--- Directions for this task ---
Look for "viruses" in each line of the records, and copy the lines that have it.

**** Stored data ****

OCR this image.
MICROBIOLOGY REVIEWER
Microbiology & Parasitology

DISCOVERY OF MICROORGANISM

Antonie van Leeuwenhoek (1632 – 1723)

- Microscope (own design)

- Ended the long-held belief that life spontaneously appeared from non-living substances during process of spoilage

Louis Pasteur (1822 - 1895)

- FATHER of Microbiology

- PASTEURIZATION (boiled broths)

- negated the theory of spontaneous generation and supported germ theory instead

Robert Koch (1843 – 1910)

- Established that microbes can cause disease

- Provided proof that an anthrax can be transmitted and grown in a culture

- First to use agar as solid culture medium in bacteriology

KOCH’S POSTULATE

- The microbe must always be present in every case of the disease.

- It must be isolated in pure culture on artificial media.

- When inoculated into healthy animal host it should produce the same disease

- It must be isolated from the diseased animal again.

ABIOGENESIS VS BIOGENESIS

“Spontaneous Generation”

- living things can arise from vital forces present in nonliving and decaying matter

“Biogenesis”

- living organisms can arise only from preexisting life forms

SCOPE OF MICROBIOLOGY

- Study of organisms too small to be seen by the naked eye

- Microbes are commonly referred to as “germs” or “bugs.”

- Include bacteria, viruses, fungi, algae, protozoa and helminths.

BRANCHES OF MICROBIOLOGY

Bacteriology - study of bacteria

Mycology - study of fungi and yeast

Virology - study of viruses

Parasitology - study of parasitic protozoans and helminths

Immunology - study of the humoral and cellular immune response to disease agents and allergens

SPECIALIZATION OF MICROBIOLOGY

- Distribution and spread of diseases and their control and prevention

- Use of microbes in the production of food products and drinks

****

--- Completed task ---
- Include bacteria, viruses, fungi, algae, protozoa and helminths.
Virology - study of viruses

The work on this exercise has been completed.